__OBJECTIVE__: Count the lines below that contain "JSON". Give only the number.

__MATERIAL__:
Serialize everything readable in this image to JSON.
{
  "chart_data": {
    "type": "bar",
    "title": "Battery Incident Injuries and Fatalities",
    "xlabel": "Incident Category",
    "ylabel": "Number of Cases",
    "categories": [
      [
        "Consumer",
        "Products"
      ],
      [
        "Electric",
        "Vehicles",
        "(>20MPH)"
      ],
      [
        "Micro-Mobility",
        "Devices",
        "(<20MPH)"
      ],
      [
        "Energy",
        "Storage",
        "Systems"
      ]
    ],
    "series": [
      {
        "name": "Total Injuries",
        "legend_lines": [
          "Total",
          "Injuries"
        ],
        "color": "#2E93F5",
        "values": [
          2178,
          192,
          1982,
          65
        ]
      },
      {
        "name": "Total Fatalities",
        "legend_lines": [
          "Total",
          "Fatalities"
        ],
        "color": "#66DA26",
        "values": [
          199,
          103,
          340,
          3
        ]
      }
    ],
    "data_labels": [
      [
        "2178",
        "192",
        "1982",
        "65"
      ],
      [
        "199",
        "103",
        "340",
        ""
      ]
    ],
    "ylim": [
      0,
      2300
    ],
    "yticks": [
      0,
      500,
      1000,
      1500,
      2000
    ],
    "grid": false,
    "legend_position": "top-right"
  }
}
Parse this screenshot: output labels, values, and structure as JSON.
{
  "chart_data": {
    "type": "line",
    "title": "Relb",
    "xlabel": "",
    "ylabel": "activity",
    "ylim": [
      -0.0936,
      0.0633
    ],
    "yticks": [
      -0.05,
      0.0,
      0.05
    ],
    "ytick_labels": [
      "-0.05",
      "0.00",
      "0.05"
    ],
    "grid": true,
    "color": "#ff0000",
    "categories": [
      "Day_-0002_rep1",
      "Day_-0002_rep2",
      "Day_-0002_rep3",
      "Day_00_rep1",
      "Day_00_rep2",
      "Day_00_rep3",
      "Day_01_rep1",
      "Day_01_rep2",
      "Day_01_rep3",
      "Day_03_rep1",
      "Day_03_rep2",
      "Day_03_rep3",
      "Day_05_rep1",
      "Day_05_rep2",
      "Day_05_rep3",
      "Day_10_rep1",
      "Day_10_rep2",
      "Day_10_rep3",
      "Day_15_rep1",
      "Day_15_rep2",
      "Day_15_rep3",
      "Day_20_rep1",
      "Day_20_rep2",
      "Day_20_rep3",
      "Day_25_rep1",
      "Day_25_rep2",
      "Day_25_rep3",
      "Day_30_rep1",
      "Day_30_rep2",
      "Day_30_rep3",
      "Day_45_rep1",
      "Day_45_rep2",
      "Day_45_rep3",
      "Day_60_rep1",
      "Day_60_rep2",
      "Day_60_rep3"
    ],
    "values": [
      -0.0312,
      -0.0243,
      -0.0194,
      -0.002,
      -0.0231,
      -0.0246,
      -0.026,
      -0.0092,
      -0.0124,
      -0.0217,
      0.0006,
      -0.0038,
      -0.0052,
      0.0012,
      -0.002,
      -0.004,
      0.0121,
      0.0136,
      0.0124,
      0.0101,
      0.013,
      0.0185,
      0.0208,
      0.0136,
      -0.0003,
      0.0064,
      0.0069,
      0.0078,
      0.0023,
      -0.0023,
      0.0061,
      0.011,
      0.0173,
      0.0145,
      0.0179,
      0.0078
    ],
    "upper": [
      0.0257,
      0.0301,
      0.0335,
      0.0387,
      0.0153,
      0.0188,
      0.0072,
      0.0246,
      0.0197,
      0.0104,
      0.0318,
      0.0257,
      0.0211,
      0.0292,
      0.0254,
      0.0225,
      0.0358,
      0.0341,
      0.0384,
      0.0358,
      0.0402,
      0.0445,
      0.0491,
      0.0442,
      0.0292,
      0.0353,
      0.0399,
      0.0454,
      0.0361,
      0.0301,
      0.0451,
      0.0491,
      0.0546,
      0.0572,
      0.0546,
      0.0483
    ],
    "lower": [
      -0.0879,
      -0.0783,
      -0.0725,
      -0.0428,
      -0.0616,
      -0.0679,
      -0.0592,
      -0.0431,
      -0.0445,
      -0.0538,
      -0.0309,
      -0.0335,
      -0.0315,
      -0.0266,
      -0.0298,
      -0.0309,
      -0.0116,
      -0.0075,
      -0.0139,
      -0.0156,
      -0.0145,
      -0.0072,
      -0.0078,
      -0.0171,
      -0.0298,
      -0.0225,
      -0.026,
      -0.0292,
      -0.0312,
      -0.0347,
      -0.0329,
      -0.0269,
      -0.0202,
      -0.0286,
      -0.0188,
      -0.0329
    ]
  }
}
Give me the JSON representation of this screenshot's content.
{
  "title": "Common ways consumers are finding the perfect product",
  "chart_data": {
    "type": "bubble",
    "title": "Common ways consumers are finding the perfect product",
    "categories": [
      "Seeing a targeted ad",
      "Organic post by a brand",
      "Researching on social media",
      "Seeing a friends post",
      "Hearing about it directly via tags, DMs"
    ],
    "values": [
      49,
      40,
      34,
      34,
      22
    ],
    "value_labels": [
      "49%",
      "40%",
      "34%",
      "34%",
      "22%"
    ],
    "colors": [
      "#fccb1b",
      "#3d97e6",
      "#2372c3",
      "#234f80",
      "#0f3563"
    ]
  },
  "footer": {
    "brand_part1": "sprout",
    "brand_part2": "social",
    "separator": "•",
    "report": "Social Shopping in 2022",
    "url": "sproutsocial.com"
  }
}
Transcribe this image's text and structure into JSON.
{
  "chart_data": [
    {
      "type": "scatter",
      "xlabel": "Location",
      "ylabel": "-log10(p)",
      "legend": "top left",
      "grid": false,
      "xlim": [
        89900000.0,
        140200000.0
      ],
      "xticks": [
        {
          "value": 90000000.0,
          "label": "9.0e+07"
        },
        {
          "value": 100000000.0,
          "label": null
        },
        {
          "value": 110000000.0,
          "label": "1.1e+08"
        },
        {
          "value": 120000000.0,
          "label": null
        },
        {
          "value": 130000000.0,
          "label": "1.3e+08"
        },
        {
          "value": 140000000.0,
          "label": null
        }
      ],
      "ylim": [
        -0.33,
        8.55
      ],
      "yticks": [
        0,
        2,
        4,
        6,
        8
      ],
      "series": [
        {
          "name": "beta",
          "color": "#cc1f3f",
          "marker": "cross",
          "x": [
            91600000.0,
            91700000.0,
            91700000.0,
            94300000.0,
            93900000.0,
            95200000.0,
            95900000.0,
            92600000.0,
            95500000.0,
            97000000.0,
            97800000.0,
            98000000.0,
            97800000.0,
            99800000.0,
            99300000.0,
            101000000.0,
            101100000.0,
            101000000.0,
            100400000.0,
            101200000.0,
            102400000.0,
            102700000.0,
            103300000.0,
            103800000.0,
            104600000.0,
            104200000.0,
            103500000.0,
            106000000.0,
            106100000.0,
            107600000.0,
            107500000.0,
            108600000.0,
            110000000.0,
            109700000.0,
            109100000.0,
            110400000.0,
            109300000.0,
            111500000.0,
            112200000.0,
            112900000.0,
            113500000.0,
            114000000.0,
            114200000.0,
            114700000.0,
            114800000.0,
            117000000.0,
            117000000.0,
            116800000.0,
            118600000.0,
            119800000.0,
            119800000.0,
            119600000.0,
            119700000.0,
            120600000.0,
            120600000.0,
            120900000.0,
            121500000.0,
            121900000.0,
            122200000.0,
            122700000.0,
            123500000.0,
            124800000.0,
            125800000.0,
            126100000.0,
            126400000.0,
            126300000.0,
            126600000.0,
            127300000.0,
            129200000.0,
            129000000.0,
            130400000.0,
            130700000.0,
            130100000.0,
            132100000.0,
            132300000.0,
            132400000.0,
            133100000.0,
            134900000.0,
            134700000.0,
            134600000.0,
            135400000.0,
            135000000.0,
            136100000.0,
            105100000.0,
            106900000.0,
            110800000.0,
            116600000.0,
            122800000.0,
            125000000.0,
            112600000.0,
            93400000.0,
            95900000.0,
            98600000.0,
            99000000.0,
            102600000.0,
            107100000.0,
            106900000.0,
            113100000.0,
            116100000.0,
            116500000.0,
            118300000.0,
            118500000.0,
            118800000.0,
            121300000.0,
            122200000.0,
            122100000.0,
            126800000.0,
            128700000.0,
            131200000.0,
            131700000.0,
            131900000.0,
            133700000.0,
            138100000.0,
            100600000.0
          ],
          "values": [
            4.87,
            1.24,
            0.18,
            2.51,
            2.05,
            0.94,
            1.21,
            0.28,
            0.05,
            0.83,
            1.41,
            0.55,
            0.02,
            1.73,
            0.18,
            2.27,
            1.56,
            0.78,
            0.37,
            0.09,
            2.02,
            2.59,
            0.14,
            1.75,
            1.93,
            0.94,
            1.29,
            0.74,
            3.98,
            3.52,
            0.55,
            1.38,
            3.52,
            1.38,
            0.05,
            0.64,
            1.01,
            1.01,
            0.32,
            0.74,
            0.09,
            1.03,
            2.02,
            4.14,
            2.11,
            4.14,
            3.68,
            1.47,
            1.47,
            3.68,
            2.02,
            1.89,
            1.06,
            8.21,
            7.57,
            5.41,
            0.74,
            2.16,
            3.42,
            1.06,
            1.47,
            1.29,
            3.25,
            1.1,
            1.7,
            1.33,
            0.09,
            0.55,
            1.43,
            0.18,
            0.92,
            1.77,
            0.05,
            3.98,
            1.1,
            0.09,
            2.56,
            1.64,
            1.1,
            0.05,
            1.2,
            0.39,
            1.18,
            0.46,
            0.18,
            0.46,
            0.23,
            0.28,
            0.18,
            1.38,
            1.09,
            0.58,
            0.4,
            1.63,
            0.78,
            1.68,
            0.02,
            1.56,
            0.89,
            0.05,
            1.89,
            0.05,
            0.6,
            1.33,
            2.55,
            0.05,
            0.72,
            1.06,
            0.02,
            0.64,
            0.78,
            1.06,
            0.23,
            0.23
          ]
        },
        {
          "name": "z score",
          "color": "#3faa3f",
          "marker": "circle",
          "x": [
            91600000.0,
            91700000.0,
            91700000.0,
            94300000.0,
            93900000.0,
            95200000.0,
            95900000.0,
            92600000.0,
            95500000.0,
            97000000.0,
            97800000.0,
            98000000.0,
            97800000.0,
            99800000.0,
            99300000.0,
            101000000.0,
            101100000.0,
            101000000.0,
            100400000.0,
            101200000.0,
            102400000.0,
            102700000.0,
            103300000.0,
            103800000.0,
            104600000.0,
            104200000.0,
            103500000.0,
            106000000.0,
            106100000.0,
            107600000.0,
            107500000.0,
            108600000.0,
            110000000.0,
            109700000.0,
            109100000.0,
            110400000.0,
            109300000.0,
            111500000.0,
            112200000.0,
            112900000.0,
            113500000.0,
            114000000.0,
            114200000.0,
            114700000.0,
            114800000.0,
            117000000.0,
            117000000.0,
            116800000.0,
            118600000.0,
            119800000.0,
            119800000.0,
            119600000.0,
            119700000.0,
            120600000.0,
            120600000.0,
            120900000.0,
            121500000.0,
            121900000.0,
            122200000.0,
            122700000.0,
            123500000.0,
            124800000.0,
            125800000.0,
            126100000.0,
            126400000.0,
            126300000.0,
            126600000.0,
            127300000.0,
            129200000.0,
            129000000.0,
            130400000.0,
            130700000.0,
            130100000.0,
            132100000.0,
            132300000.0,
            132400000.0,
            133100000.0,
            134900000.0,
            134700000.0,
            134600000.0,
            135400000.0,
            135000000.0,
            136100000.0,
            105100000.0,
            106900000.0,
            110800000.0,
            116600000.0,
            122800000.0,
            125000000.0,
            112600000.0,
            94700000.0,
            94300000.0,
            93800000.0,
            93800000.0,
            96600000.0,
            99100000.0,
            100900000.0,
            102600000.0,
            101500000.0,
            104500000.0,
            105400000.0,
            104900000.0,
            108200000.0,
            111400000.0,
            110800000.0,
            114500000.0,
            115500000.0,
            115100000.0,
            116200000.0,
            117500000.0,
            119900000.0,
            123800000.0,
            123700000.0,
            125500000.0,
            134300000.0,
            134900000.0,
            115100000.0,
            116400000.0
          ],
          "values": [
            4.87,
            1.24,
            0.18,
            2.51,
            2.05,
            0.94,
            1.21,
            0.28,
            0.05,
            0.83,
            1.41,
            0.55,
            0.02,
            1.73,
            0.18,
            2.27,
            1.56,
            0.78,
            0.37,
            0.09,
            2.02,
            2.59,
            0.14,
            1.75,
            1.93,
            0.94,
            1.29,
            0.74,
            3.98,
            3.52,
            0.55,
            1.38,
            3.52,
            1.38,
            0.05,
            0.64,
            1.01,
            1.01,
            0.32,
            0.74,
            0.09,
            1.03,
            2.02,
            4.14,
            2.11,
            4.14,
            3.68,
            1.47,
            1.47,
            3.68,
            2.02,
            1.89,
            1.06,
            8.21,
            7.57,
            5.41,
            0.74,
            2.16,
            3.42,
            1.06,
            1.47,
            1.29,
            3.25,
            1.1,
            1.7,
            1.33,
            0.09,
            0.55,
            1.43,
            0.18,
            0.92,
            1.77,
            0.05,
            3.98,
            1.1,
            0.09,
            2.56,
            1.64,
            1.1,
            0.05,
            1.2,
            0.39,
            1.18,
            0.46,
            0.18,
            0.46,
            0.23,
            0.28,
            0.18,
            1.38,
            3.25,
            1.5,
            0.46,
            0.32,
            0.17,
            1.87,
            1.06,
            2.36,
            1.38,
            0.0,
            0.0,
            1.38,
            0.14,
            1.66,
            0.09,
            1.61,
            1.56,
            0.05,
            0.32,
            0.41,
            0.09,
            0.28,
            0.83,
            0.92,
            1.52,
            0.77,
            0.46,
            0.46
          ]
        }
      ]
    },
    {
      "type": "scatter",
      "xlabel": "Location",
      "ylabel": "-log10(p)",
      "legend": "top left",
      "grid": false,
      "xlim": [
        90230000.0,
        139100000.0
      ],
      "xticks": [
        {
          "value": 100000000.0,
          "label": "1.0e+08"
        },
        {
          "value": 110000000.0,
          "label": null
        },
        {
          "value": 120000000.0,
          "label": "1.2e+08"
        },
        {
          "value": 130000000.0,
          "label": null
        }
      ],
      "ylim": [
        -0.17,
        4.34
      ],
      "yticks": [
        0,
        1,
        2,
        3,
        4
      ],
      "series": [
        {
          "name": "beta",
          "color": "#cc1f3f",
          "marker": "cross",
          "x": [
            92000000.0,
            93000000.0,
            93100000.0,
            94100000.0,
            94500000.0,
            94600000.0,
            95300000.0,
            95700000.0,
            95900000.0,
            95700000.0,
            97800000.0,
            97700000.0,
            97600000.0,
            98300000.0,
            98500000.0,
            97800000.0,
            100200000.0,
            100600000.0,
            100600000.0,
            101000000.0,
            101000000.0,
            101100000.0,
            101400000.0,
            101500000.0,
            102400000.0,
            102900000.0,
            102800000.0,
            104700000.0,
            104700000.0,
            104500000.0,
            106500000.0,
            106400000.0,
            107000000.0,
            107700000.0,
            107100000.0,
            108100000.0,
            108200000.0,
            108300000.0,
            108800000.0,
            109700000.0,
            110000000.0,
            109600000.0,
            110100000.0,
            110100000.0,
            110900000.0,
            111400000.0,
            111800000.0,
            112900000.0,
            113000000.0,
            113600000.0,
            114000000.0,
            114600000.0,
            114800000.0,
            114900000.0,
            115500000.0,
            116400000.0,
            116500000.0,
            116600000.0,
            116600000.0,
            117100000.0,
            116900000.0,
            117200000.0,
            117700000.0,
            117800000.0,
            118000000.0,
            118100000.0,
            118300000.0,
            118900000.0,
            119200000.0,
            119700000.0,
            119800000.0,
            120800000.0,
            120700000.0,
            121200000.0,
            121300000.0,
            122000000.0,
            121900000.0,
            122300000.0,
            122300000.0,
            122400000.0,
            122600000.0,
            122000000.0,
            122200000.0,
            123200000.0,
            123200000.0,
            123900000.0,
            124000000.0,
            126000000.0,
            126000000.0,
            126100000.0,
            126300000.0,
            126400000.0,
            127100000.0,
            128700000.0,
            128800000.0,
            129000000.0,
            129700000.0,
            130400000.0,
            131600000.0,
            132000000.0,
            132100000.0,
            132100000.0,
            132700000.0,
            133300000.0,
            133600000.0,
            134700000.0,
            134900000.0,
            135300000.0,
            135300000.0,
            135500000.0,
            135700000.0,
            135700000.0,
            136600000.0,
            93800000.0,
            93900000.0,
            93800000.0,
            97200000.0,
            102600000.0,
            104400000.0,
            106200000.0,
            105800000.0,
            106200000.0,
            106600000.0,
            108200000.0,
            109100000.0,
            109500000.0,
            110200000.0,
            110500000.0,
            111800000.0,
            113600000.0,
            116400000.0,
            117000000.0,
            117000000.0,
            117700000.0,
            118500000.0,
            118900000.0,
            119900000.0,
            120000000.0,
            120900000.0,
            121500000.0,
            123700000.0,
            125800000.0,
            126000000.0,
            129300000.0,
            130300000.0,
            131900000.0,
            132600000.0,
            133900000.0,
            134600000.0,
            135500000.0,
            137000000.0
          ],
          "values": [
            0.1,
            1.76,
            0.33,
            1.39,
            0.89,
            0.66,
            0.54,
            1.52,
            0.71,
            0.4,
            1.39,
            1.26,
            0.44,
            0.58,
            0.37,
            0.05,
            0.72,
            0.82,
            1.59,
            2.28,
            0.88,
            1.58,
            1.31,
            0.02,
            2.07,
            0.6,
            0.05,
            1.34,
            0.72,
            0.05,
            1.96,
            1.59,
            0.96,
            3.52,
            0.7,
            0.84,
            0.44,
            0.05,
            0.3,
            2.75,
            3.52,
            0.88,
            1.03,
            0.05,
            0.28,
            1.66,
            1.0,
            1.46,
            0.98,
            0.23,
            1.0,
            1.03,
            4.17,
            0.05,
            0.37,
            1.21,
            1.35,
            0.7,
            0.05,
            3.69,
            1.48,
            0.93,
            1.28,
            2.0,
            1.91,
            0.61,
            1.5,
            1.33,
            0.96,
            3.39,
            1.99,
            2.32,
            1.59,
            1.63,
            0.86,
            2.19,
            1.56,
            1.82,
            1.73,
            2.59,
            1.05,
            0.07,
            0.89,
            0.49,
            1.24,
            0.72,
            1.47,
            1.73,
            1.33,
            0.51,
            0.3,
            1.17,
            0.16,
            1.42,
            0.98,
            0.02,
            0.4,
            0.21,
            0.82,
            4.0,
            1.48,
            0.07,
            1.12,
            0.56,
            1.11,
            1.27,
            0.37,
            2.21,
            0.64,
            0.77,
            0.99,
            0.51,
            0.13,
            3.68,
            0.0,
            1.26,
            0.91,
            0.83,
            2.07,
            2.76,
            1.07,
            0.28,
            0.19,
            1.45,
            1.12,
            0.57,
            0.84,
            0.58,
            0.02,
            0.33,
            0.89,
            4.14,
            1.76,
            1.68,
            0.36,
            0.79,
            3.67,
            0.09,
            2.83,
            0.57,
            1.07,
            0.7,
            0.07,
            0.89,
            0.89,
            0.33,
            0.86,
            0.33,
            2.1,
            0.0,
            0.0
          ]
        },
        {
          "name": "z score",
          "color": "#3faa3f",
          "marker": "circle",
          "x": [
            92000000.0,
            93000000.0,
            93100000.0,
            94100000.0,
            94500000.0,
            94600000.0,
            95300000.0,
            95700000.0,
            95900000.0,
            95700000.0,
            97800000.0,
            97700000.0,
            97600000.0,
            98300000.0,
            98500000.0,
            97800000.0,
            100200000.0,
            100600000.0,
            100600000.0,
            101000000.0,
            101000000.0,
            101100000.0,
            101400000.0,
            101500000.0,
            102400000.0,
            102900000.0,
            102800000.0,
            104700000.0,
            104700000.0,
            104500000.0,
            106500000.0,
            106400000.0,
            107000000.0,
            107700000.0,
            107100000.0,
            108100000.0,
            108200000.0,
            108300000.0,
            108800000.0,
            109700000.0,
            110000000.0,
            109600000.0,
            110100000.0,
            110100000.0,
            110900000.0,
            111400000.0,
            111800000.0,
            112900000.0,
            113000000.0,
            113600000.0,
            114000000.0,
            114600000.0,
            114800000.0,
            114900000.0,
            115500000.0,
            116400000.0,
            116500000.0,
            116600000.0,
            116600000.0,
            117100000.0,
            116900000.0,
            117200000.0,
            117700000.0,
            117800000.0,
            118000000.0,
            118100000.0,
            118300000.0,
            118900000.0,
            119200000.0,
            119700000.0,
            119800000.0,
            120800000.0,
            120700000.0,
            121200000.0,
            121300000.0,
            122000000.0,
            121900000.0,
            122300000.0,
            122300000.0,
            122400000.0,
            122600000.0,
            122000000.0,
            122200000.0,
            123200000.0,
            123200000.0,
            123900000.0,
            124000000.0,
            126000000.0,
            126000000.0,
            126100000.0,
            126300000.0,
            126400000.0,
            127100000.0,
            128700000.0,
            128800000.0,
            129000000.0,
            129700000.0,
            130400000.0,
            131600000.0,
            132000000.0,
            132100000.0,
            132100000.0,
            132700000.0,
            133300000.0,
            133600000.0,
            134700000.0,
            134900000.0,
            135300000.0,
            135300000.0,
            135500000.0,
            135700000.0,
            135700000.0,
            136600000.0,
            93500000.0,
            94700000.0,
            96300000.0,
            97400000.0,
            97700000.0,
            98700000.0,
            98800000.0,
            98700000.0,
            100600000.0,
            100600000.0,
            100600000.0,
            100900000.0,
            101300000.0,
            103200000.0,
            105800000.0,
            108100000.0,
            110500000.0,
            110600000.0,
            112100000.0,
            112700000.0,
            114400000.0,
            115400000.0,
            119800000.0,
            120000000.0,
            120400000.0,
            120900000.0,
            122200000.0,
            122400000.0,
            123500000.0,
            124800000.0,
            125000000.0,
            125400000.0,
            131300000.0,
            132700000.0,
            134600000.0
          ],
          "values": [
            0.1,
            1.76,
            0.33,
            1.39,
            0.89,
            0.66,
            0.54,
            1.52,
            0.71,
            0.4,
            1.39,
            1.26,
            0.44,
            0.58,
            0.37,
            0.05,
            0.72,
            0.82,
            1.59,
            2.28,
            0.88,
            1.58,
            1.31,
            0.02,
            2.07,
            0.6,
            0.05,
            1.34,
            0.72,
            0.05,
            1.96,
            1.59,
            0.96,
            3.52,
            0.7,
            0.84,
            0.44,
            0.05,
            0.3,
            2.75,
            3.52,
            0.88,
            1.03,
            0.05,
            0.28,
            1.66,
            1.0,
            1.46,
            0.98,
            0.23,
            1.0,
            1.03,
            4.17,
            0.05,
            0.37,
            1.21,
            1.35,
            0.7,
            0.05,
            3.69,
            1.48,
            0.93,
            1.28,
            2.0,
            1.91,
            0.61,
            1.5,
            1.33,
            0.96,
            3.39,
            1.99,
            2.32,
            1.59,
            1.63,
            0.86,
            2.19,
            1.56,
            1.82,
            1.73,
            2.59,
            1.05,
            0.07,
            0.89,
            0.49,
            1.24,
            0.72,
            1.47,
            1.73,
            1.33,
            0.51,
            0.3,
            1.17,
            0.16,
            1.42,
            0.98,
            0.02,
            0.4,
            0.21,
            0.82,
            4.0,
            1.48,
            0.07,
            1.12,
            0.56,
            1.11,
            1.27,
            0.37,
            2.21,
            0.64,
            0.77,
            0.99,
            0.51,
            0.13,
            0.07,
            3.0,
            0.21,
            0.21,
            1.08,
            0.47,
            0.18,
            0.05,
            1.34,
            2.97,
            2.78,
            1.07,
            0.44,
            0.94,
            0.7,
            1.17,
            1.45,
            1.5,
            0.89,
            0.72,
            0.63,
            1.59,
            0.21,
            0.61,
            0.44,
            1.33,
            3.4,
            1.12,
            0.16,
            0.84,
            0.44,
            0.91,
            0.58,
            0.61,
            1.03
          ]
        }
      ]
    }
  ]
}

__RESPONSE FOR THIS EXERCISE__: 4